→ **WRITTEN PROBLEM**:
Lines holding the string "chevron" are the ones to copy; find them all in the data.

→ **DATA TO USE**:
[BEGIN]

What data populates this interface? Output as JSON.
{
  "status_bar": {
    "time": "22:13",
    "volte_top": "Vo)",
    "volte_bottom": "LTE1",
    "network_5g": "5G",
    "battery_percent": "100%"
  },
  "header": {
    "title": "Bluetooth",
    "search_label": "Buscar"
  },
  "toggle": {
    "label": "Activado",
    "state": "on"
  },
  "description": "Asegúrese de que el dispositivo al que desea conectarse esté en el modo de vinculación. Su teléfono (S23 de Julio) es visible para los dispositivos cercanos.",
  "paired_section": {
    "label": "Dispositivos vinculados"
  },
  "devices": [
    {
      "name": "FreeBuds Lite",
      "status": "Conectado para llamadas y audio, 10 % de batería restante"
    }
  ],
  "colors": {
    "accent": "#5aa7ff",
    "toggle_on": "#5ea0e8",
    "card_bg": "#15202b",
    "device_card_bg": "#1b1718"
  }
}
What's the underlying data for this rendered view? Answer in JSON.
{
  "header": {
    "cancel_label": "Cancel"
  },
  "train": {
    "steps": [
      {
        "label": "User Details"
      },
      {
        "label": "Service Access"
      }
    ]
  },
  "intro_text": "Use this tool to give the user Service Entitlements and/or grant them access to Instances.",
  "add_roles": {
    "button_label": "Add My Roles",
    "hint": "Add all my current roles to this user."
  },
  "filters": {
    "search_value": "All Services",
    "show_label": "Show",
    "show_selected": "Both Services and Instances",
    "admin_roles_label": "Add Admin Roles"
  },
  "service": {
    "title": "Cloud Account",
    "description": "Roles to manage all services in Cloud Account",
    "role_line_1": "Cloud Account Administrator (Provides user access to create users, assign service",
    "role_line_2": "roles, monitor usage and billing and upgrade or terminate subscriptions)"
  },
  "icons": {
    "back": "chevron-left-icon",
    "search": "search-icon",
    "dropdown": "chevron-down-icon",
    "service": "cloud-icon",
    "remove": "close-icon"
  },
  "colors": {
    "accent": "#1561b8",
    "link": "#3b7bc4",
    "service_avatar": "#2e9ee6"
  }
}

[END]

→ **RESULT OF THIS EXERCISE**:
    "back": "chevron-left-icon",
    "dropdown": "chevron-down-icon",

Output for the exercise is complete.